## Records to use
:::::
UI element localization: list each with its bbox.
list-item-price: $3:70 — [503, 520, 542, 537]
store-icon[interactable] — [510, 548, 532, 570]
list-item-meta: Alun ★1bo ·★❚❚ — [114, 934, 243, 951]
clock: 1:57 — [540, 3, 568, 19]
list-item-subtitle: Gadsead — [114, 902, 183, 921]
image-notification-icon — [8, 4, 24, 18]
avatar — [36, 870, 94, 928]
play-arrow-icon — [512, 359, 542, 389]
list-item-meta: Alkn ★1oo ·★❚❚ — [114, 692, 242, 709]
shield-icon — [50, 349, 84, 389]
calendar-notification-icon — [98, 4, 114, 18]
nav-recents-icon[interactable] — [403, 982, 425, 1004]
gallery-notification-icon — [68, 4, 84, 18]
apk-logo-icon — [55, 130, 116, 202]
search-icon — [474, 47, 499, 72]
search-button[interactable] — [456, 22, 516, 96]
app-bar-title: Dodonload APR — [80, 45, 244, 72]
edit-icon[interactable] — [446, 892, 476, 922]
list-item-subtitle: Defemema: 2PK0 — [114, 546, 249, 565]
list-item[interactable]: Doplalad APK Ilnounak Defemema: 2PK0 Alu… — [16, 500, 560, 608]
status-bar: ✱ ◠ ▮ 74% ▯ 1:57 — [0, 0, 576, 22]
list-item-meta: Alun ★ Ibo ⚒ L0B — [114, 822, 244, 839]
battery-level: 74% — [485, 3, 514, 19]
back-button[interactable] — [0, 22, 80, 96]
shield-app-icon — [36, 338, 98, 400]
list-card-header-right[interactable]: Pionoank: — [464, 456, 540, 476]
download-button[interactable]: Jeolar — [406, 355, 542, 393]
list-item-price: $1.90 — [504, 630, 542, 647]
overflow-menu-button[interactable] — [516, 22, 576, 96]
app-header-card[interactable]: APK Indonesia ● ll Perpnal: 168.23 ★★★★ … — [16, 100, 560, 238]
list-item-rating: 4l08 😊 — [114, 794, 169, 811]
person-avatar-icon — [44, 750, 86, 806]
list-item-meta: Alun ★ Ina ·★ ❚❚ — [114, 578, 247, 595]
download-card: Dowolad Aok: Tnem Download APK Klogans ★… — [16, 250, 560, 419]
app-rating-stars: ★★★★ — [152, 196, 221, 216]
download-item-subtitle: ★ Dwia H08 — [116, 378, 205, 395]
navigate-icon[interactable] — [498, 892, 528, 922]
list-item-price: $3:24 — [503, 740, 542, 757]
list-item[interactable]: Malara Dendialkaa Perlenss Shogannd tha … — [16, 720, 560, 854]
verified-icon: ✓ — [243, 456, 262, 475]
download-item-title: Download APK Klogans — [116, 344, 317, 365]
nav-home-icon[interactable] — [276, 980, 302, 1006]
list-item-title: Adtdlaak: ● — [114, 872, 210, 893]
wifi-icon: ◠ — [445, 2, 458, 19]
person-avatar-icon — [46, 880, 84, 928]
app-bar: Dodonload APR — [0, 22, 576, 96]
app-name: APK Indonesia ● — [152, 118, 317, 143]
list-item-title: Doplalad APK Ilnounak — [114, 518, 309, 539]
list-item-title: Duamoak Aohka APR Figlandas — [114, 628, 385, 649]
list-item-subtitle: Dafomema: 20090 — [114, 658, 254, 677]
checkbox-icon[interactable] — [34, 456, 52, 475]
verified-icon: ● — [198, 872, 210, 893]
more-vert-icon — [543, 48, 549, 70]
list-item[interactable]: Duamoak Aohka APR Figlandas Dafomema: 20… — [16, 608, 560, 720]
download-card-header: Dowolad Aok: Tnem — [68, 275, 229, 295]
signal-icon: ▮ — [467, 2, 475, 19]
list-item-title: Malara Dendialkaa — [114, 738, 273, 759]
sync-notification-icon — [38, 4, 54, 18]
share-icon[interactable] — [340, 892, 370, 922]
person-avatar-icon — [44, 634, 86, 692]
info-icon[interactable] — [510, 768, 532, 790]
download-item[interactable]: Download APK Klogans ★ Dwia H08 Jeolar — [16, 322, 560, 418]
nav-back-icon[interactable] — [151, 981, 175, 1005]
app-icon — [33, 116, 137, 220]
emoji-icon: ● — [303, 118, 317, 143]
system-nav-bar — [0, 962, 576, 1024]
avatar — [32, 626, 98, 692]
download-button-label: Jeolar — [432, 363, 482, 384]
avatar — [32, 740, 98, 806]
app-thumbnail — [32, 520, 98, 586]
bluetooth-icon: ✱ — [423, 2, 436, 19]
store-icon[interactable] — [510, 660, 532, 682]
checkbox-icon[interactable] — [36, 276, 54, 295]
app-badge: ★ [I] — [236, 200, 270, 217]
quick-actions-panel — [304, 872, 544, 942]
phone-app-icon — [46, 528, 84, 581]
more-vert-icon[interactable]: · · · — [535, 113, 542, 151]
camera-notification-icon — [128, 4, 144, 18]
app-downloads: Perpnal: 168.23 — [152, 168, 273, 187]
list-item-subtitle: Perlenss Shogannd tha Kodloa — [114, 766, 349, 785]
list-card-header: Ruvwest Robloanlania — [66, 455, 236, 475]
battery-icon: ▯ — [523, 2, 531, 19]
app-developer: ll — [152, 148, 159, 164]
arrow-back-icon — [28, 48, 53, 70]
:::::
## Set task
Copy every line of the data above verbatim, character for character.

## Finished exercise
UI element localization: list each with its bbox.
list-item-price: $3:70 — [503, 520, 542, 537]
store-icon[interactable] — [510, 548, 532, 570]
list-item-meta: Alun ★1bo ·★❚❚ — [114, 934, 243, 951]
clock: 1:57 — [540, 3, 568, 19]
list-item-subtitle: Gadsead — [114, 902, 183, 921]
image-notification-icon — [8, 4, 24, 18]
avatar — [36, 870, 94, 928]
play-arrow-icon — [512, 359, 542, 389]
list-item-meta: Alkn ★1oo ·★❚❚ — [114, 692, 242, 709]
shield-icon — [50, 349, 84, 389]
calendar-notification-icon — [98, 4, 114, 18]
nav-recents-icon[interactable] — [403, 982, 425, 1004]
gallery-notification-icon — [68, 4, 84, 18]
apk-logo-icon — [55, 130, 116, 202]
search-icon — [474, 47, 499, 72]
search-button[interactable] — [456, 22, 516, 96]
app-bar-title: Dodonload APR — [80, 45, 244, 72]
edit-icon[interactable] — [446, 892, 476, 922]
list-item-subtitle: Defemema: 2PK0 — [114, 546, 249, 565]
list-item[interactable]: Doplalad APK Ilnounak Defemema: 2PK0 Alu… — [16, 500, 560, 608]
status-bar: ✱ ◠ ▮ 74% ▯ 1:57 — [0, 0, 576, 22]
list-item-meta: Alun ★ Ibo ⚒ L0B — [114, 822, 244, 839]
battery-level: 74% — [485, 3, 514, 19]
back-button[interactable] — [0, 22, 80, 96]
shield-app-icon — [36, 338, 98, 400]
list-card-header-right[interactable]: Pionoank: — [464, 456, 540, 476]
download-button[interactable]: Jeolar — [406, 355, 542, 393]
list-item-price: $1.90 — [504, 630, 542, 647]
overflow-menu-button[interactable] — [516, 22, 576, 96]
app-header-card[interactable]: APK Indonesia ● ll Perpnal: 168.23 ★★★★ … — [16, 100, 560, 238]
list-item-rating: 4l08 😊 — [114, 794, 169, 811]
person-avatar-icon — [44, 750, 86, 806]
list-item-meta: Alun ★ Ina ·★ ❚❚ — [114, 578, 247, 595]
download-card: Dowolad Aok: Tnem Download APK Klogans ★… — [16, 250, 560, 419]
app-rating-stars: ★★★★ — [152, 196, 221, 216]
download-item-subtitle: ★ Dwia H08 — [116, 378, 205, 395]
navigate-icon[interactable] — [498, 892, 528, 922]
list-item-price: $3:24 — [503, 740, 542, 757]
list-item[interactable]: Malara Dendialkaa Perlenss Shogannd tha … — [16, 720, 560, 854]
verified-icon: ✓ — [243, 456, 262, 475]
download-item-title: Download APK Klogans — [116, 344, 317, 365]
nav-home-icon[interactable] — [276, 980, 302, 1006]
list-item-title: Adtdlaak: ● — [114, 872, 210, 893]
wifi-icon: ◠ — [445, 2, 458, 19]
person-avatar-icon — [46, 880, 84, 928]
app-bar: Dodonload APR — [0, 22, 576, 96]
app-name: APK Indonesia ● — [152, 118, 317, 143]
list-item-title: Doplalad APK Ilnounak — [114, 518, 309, 539]
list-item-title: Duamoak Aohka APR Figlandas — [114, 628, 385, 649]
list-item-subtitle: Dafomema: 20090 — [114, 658, 254, 677]
checkbox-icon[interactable] — [34, 456, 52, 475]
verified-icon: ● — [198, 872, 210, 893]
more-vert-icon — [543, 48, 549, 70]
list-item[interactable]: Duamoak Aohka APR Figlandas Dafomema: 20… — [16, 608, 560, 720]
download-card-header: Dowolad Aok: Tnem — [68, 275, 229, 295]
signal-icon: ▮ — [467, 2, 475, 19]
list-item-title: Malara Dendialkaa — [114, 738, 273, 759]
sync-notification-icon — [38, 4, 54, 18]
share-icon[interactable] — [340, 892, 370, 922]
person-avatar-icon — [44, 634, 86, 692]
info-icon[interactable] — [510, 768, 532, 790]
download-item[interactable]: Download APK Klogans ★ Dwia H08 Jeolar — [16, 322, 560, 418]
nav-back-icon[interactable] — [151, 981, 175, 1005]
app-icon — [33, 116, 137, 220]
emoji-icon: ● — [303, 118, 317, 143]
system-nav-bar — [0, 962, 576, 1024]
avatar — [32, 626, 98, 692]
download-button-label: Jeolar — [432, 363, 482, 384]
avatar — [32, 740, 98, 806]
app-thumbnail — [32, 520, 98, 586]
bluetooth-icon: ✱ — [423, 2, 436, 19]
store-icon[interactable] — [510, 660, 532, 682]
checkbox-icon[interactable] — [36, 276, 54, 295]
app-badge: ★ [I] — [236, 200, 270, 217]
quick-actions-panel — [304, 872, 544, 942]
phone-app-icon — [46, 528, 84, 581]
more-vert-icon[interactable]: · · · — [535, 113, 542, 151]
camera-notification-icon — [128, 4, 144, 18]
app-downloads: Perpnal: 168.23 — [152, 168, 273, 187]
list-item-subtitle: Perlenss Shogannd tha Kodloa — [114, 766, 349, 785]
list-card-header: Ruvwest Robloanlania — [66, 455, 236, 475]
battery-icon: ▯ — [523, 2, 531, 19]
app-developer: ll — [152, 148, 159, 164]
arrow-back-icon — [28, 48, 53, 70]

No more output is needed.